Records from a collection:
= = = = =
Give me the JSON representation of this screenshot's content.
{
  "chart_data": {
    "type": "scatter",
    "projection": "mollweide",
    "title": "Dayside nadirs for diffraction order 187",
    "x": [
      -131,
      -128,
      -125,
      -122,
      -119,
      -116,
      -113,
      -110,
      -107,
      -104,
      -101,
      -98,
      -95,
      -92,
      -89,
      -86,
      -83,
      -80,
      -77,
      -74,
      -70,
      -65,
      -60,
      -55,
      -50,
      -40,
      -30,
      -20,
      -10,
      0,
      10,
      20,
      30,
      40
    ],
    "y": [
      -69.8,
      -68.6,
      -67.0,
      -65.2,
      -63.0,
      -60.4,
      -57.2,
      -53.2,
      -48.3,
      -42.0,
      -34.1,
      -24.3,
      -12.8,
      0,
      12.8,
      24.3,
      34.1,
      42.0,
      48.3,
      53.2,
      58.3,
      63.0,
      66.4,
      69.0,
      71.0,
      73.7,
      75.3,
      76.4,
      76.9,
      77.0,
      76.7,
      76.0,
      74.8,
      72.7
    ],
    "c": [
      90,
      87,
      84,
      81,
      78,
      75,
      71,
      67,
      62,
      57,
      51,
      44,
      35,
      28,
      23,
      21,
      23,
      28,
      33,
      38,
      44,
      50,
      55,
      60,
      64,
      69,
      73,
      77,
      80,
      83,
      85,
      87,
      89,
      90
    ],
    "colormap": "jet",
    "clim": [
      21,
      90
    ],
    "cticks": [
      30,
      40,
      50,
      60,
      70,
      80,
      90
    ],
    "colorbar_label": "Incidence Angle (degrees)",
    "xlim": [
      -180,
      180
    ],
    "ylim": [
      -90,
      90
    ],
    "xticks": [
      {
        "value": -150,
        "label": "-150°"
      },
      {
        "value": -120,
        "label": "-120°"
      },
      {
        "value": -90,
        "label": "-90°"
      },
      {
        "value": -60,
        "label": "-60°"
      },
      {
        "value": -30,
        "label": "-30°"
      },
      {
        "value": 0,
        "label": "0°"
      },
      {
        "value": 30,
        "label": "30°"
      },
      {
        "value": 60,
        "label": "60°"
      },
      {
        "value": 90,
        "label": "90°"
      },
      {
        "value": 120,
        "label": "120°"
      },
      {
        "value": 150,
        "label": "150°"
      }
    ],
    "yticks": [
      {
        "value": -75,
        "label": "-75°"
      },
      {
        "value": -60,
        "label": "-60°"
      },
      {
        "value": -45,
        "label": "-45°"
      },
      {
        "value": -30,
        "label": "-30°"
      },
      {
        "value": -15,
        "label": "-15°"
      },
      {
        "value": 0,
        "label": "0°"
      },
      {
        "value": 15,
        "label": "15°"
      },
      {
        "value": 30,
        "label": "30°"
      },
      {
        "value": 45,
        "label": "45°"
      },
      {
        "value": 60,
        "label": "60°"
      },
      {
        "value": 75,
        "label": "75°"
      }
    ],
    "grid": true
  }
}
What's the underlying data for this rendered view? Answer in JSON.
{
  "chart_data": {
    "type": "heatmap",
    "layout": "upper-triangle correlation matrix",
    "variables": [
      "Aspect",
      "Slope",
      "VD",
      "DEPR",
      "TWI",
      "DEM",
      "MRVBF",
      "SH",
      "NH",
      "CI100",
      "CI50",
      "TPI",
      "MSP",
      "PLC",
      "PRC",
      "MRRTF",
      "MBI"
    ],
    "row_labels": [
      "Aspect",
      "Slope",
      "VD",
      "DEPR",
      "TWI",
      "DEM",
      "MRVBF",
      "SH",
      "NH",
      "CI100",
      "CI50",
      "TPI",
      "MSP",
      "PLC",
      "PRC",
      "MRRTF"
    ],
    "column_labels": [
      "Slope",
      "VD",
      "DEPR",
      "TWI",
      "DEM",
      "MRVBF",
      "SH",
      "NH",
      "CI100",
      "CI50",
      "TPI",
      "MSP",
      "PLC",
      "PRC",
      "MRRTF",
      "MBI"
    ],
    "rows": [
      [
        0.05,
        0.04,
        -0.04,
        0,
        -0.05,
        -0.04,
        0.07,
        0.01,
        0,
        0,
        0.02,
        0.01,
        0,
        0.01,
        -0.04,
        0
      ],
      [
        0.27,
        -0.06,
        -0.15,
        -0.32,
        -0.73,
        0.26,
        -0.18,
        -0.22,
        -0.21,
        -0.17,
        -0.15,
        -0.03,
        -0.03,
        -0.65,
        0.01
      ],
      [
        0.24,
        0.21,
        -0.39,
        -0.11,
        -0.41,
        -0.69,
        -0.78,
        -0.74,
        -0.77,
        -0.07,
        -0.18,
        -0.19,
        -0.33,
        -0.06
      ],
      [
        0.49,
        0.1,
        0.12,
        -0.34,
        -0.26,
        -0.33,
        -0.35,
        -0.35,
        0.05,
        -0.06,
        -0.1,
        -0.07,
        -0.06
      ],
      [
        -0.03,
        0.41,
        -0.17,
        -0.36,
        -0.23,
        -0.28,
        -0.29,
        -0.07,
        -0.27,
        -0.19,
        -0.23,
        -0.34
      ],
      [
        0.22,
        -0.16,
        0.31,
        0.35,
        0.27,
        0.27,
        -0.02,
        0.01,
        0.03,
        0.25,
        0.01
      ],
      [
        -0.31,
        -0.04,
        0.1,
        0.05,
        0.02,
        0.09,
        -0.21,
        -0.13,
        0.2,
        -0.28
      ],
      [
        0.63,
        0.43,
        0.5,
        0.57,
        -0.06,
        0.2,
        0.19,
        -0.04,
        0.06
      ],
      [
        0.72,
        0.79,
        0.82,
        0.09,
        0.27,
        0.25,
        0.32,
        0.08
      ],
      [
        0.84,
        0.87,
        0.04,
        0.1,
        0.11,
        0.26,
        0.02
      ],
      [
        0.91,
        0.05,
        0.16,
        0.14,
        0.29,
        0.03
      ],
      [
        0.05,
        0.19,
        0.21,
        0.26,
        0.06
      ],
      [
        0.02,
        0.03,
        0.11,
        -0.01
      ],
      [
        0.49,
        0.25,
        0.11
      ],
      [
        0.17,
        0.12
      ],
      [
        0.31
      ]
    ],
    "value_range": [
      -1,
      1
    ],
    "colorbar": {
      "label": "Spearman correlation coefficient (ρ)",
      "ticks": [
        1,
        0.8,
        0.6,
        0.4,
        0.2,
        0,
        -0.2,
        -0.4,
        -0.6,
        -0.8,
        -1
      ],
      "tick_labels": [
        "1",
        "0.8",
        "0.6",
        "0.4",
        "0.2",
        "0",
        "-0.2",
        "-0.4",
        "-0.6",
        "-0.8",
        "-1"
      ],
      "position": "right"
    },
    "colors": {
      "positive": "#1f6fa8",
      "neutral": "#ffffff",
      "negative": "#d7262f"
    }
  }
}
= = = = =
OBJECTIVE: Restate the listing above word for word.

SOLUTION:
Give me the JSON representation of this screenshot's content.
{
  "chart_data": {
    "type": "scatter",
    "projection": "mollweide",
    "title": "Dayside nadirs for diffraction order 187",
    "x": [
      -131,
      -128,
      -125,
      -122,
      -119,
      -116,
      -113,
      -110,
      -107,
      -104,
      -101,
      -98,
      -95,
      -92,
      -89,
      -86,
      -83,
      -80,
      -77,
      -74,
      -70,
      -65,
      -60,
      -55,
      -50,
      -40,
      -30,
      -20,
      -10,
      0,
      10,
      20,
      30,
      40
    ],
    "y": [
      -69.8,
      -68.6,
      -67.0,
      -65.2,
      -63.0,
      -60.4,
      -57.2,
      -53.2,
      -48.3,
      -42.0,
      -34.1,
      -24.3,
      -12.8,
      0,
      12.8,
      24.3,
      34.1,
      42.0,
      48.3,
      53.2,
      58.3,
      63.0,
      66.4,
      69.0,
      71.0,
      73.7,
      75.3,
      76.4,
      76.9,
      77.0,
      76.7,
      76.0,
      74.8,
      72.7
    ],
    "c": [
      90,
      87,
      84,
      81,
      78,
      75,
      71,
      67,
      62,
      57,
      51,
      44,
      35,
      28,
      23,
      21,
      23,
      28,
      33,
      38,
      44,
      50,
      55,
      60,
      64,
      69,
      73,
      77,
      80,
      83,
      85,
      87,
      89,
      90
    ],
    "colormap": "jet",
    "clim": [
      21,
      90
    ],
    "cticks": [
      30,
      40,
      50,
      60,
      70,
      80,
      90
    ],
    "colorbar_label": "Incidence Angle (degrees)",
    "xlim": [
      -180,
      180
    ],
    "ylim": [
      -90,
      90
    ],
    "xticks": [
      {
        "value": -150,
        "label": "-150°"
      },
      {
        "value": -120,
        "label": "-120°"
      },
      {
        "value": -90,
        "label": "-90°"
      },
      {
        "value": -60,
        "label": "-60°"
      },
      {
        "value": -30,
        "label": "-30°"
      },
      {
        "value": 0,
        "label": "0°"
      },
      {
        "value": 30,
        "label": "30°"
      },
      {
        "value": 60,
        "label": "60°"
      },
      {
        "value": 90,
        "label": "90°"
      },
      {
        "value": 120,
        "label": "120°"
      },
      {
        "value": 150,
        "label": "150°"
      }
    ],
    "yticks": [
      {
        "value": -75,
        "label": "-75°"
      },
      {
        "value": -60,
        "label": "-60°"
      },
      {
        "value": -45,
        "label": "-45°"
      },
      {
        "value": -30,
        "label": "-30°"
      },
      {
        "value": -15,
        "label": "-15°"
      },
      {
        "value": 0,
        "label": "0°"
      },
      {
        "value": 15,
        "label": "15°"
      },
      {
        "value": 30,
        "label": "30°"
      },
      {
        "value": 45,
        "label": "45°"
      },
      {
        "value": 60,
        "label": "60°"
      },
      {
        "value": 75,
        "label": "75°"
      }
    ],
    "grid": true
  }
}
What's the underlying data for this rendered view? Answer in JSON.
{
  "chart_data": {
    "type": "heatmap",
    "layout": "upper-triangle correlation matrix",
    "variables": [
      "Aspect",
      "Slope",
      "VD",
      "DEPR",
      "TWI",
      "DEM",
      "MRVBF",
      "SH",
      "NH",
      "CI100",
      "CI50",
      "TPI",
      "MSP",
      "PLC",
      "PRC",
      "MRRTF",
      "MBI"
    ],
    "row_labels": [
      "Aspect",
      "Slope",
      "VD",
      "DEPR",
      "TWI",
      "DEM",
      "MRVBF",
      "SH",
      "NH",
      "CI100",
      "CI50",
      "TPI",
      "MSP",
      "PLC",
      "PRC",
      "MRRTF"
    ],
    "column_labels": [
      "Slope",
      "VD",
      "DEPR",
      "TWI",
      "DEM",
      "MRVBF",
      "SH",
      "NH",
      "CI100",
      "CI50",
      "TPI",
      "MSP",
      "PLC",
      "PRC",
      "MRRTF",
      "MBI"
    ],
    "rows": [
      [
        0.05,
        0.04,
        -0.04,
        0,
        -0.05,
        -0.04,
        0.07,
        0.01,
        0,
        0,
        0.02,
        0.01,
        0,
        0.01,
        -0.04,
        0
      ],
      [
        0.27,
        -0.06,
        -0.15,
        -0.32,
        -0.73,
        0.26,
        -0.18,
        -0.22,
        -0.21,
        -0.17,
        -0.15,
        -0.03,
        -0.03,
        -0.65,
        0.01
      ],
      [
        0.24,
        0.21,
        -0.39,
        -0.11,
        -0.41,
        -0.69,
        -0.78,
        -0.74,
        -0.77,
        -0.07,
        -0.18,
        -0.19,
        -0.33,
        -0.06
      ],
      [
        0.49,
        0.1,
        0.12,
        -0.34,
        -0.26,
        -0.33,
        -0.35,
        -0.35,
        0.05,
        -0.06,
        -0.1,
        -0.07,
        -0.06
      ],
      [
        -0.03,
        0.41,
        -0.17,
        -0.36,
        -0.23,
        -0.28,
        -0.29,
        -0.07,
        -0.27,
        -0.19,
        -0.23,
        -0.34
      ],
      [
        0.22,
        -0.16,
        0.31,
        0.35,
        0.27,
        0.27,
        -0.02,
        0.01,
        0.03,
        0.25,
        0.01
      ],
      [
        -0.31,
        -0.04,
        0.1,
        0.05,
        0.02,
        0.09,
        -0.21,
        -0.13,
        0.2,
        -0.28
      ],
      [
        0.63,
        0.43,
        0.5,
        0.57,
        -0.06,
        0.2,
        0.19,
        -0.04,
        0.06
      ],
      [
        0.72,
        0.79,
        0.82,
        0.09,
        0.27,
        0.25,
        0.32,
        0.08
      ],
      [
        0.84,
        0.87,
        0.04,
        0.1,
        0.11,
        0.26,
        0.02
      ],
      [
        0.91,
        0.05,
        0.16,
        0.14,
        0.29,
        0.03
      ],
      [
        0.05,
        0.19,
        0.21,
        0.26,
        0.06
      ],
      [
        0.02,
        0.03,
        0.11,
        -0.01
      ],
      [
        0.49,
        0.25,
        0.11
      ],
      [
        0.17,
        0.12
      ],
      [
        0.31
      ]
    ],
    "value_range": [
      -1,
      1
    ],
    "colorbar": {
      "label": "Spearman correlation coefficient (ρ)",
      "ticks": [
        1,
        0.8,
        0.6,
        0.4,
        0.2,
        0,
        -0.2,
        -0.4,
        -0.6,
        -0.8,
        -1
      ],
      "tick_labels": [
        "1",
        "0.8",
        "0.6",
        "0.4",
        "0.2",
        "0",
        "-0.2",
        "-0.4",
        "-0.6",
        "-0.8",
        "-1"
      ],
      "position": "right"
    },
    "colors": {
      "positive": "#1f6fa8",
      "neutral": "#ffffff",
      "negative": "#d7262f"
    }
  }
}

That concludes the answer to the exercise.